» **EXERCISE DIRECTIONS**
Your task is to copy the listing exactly. Drop any pictures from the copy.
*****
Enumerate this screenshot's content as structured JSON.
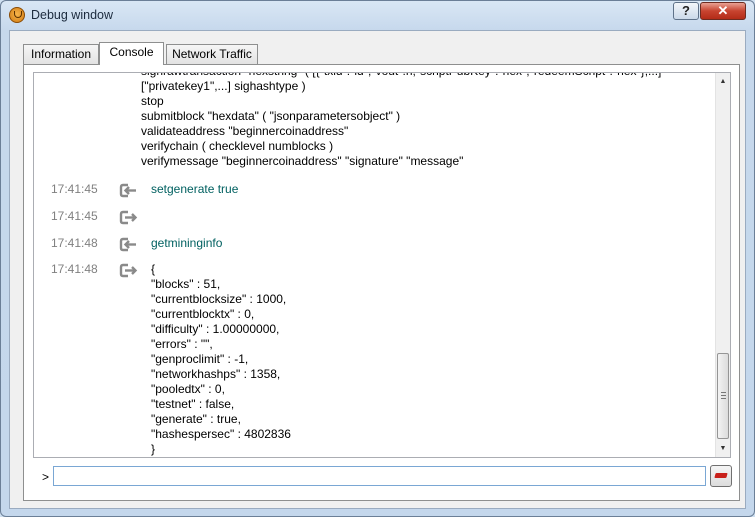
{
  "window": {
    "title": "Debug window",
    "help_label": "?",
    "close_label": "✕"
  },
  "tabs": [
    {
      "label": "Information",
      "active": false
    },
    {
      "label": "Console",
      "active": true
    },
    {
      "label": "Network Traffic",
      "active": false
    }
  ],
  "console": {
    "help_lines": [
      "signrawtransaction \"hexstring\" ( [{\"txid\":\"id\",\"vout\":n,\"scriptPubKey\":\"hex\",\"redeemScript\":\"hex\"},...]",
      "[\"privatekey1\",...] sighashtype )",
      "stop",
      "submitblock \"hexdata\" ( \"jsonparametersobject\" )",
      "validateaddress \"beginnercoinaddress\"",
      "verifychain ( checklevel numblocks )",
      "verifymessage \"beginnercoinaddress\" \"signature\" \"message\""
    ],
    "entries": [
      {
        "time": "17:41:45",
        "kind": "request",
        "icon": "arrow-in-icon",
        "lines": [
          "setgenerate true"
        ]
      },
      {
        "time": "17:41:45",
        "kind": "reply",
        "icon": "arrow-out-icon",
        "lines": [
          ""
        ]
      },
      {
        "time": "17:41:48",
        "kind": "request",
        "icon": "arrow-in-icon",
        "lines": [
          "getmininginfo"
        ]
      },
      {
        "time": "17:41:48",
        "kind": "reply",
        "icon": "arrow-out-icon",
        "lines": [
          "{",
          "\"blocks\" : 51,",
          "\"currentblocksize\" : 1000,",
          "\"currentblocktx\" : 0,",
          "\"difficulty\" : 1.00000000,",
          "\"errors\" : \"\",",
          "\"genproclimit\" : -1,",
          "\"networkhashps\" : 1358,",
          "\"pooledtx\" : 0,",
          "\"testnet\" : false,",
          "\"generate\" : true,",
          "\"hashespersec\" : 4802836",
          "}"
        ]
      }
    ]
  },
  "input": {
    "prompt": ">",
    "value": "",
    "placeholder": ""
  },
  "colors": {
    "command_text": "#006060",
    "timestamp": "#808080"
  }
}
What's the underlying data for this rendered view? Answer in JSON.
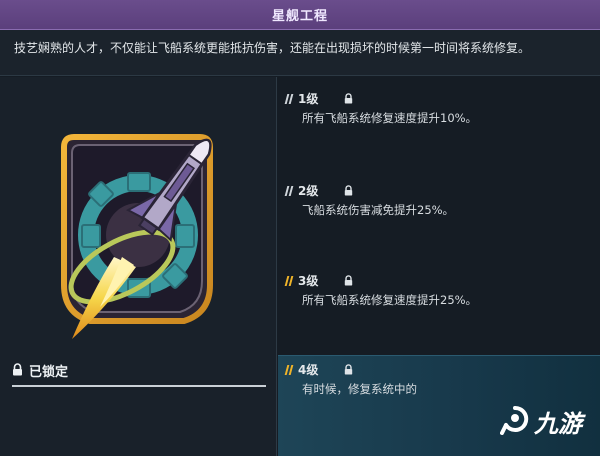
{
  "header": {
    "title": "星舰工程"
  },
  "description": "技艺娴熟的人才，不仅能让飞船系统更能抵抗伤害，还能在出现损坏的时候第一时间将系统修复。",
  "status": {
    "lock_label": "已锁定",
    "icon": "lock-icon"
  },
  "badge": {
    "icon": "spaceship-engineering-badge-icon"
  },
  "levels": [
    {
      "name": "1级",
      "desc": "所有飞船系统修复速度提升10%。",
      "active_stripes": 0
    },
    {
      "name": "2级",
      "desc": "飞船系统伤害减免提升25%。",
      "active_stripes": 0
    },
    {
      "name": "3级",
      "desc": "所有飞船系统修复速度提升25%。",
      "active_stripes": 1
    },
    {
      "name": "4级",
      "desc": "有时候，修复系统中的",
      "active_stripes": 1
    }
  ],
  "watermark": {
    "text": "九游",
    "icon": "jiuyou-logo-icon"
  },
  "colors": {
    "title_bar": "#5b3f7c",
    "accent_yellow": "#f0b429",
    "stripe_inactive": "#cfd5da",
    "selected_row": "#17384a"
  }
}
*****
» **ANSWER TO THE EXERCISE**
Enumerate this screenshot's content as structured JSON.
{
  "window": {
    "title": "Debug window",
    "help_label": "?",
    "close_label": "✕"
  },
  "tabs": [
    {
      "label": "Information",
      "active": false
    },
    {
      "label": "Console",
      "active": true
    },
    {
      "label": "Network Traffic",
      "active": false
    }
  ],
  "console": {
    "help_lines": [
      "signrawtransaction \"hexstring\" ( [{\"txid\":\"id\",\"vout\":n,\"scriptPubKey\":\"hex\",\"redeemScript\":\"hex\"},...]",
      "[\"privatekey1\",...] sighashtype )",
      "stop",
      "submitblock \"hexdata\" ( \"jsonparametersobject\" )",
      "validateaddress \"beginnercoinaddress\"",
      "verifychain ( checklevel numblocks )",
      "verifymessage \"beginnercoinaddress\" \"signature\" \"message\""
    ],
    "entries": [
      {
        "time": "17:41:45",
        "kind": "request",
        "icon": "arrow-in-icon",
        "lines": [
          "setgenerate true"
        ]
      },
      {
        "time": "17:41:45",
        "kind": "reply",
        "icon": "arrow-out-icon",
        "lines": [
          ""
        ]
      },
      {
        "time": "17:41:48",
        "kind": "request",
        "icon": "arrow-in-icon",
        "lines": [
          "getmininginfo"
        ]
      },
      {
        "time": "17:41:48",
        "kind": "reply",
        "icon": "arrow-out-icon",
        "lines": [
          "{",
          "\"blocks\" : 51,",
          "\"currentblocksize\" : 1000,",
          "\"currentblocktx\" : 0,",
          "\"difficulty\" : 1.00000000,",
          "\"errors\" : \"\",",
          "\"genproclimit\" : -1,",
          "\"networkhashps\" : 1358,",
          "\"pooledtx\" : 0,",
          "\"testnet\" : false,",
          "\"generate\" : true,",
          "\"hashespersec\" : 4802836",
          "}"
        ]
      }
    ]
  },
  "input": {
    "prompt": ">",
    "value": "",
    "placeholder": ""
  },
  "colors": {
    "command_text": "#006060",
    "timestamp": "#808080"
  }
}
What's the underlying data for this rendered view? Answer in JSON.
{
  "header": {
    "title": "星舰工程"
  },
  "description": "技艺娴熟的人才，不仅能让飞船系统更能抵抗伤害，还能在出现损坏的时候第一时间将系统修复。",
  "status": {
    "lock_label": "已锁定",
    "icon": "lock-icon"
  },
  "badge": {
    "icon": "spaceship-engineering-badge-icon"
  },
  "levels": [
    {
      "name": "1级",
      "desc": "所有飞船系统修复速度提升10%。",
      "active_stripes": 0
    },
    {
      "name": "2级",
      "desc": "飞船系统伤害减免提升25%。",
      "active_stripes": 0
    },
    {
      "name": "3级",
      "desc": "所有飞船系统修复速度提升25%。",
      "active_stripes": 1
    },
    {
      "name": "4级",
      "desc": "有时候，修复系统中的",
      "active_stripes": 1
    }
  ],
  "watermark": {
    "text": "九游",
    "icon": "jiuyou-logo-icon"
  },
  "colors": {
    "title_bar": "#5b3f7c",
    "accent_yellow": "#f0b429",
    "stripe_inactive": "#cfd5da",
    "selected_row": "#17384a"
  }
}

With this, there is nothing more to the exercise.